*INFORMATION GIVEN*
○ ○ ○

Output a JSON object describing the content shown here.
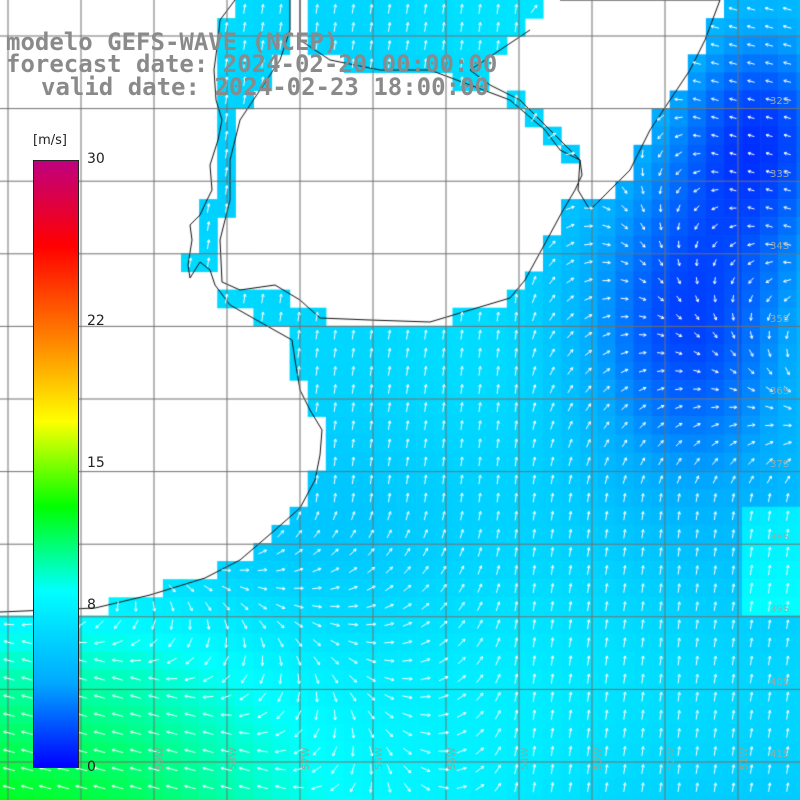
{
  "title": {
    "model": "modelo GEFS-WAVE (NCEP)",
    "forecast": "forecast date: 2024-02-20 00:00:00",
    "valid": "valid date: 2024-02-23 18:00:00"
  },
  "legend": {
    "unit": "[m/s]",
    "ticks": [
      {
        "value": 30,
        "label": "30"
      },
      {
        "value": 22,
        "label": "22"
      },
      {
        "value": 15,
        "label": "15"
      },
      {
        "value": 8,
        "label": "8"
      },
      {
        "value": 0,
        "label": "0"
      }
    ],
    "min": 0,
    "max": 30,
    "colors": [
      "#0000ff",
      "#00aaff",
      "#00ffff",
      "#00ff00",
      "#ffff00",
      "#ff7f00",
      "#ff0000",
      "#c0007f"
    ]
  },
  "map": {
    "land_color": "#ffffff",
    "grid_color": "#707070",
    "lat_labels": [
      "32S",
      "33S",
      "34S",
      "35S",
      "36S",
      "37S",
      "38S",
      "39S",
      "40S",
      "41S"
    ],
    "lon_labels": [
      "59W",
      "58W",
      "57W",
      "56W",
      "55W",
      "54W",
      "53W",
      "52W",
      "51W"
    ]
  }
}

○ ○ ○

*PROBLEM STATEMENT*
Report only how many lines in the entries contain "value".

*ANSWER TO THIS TASK*
5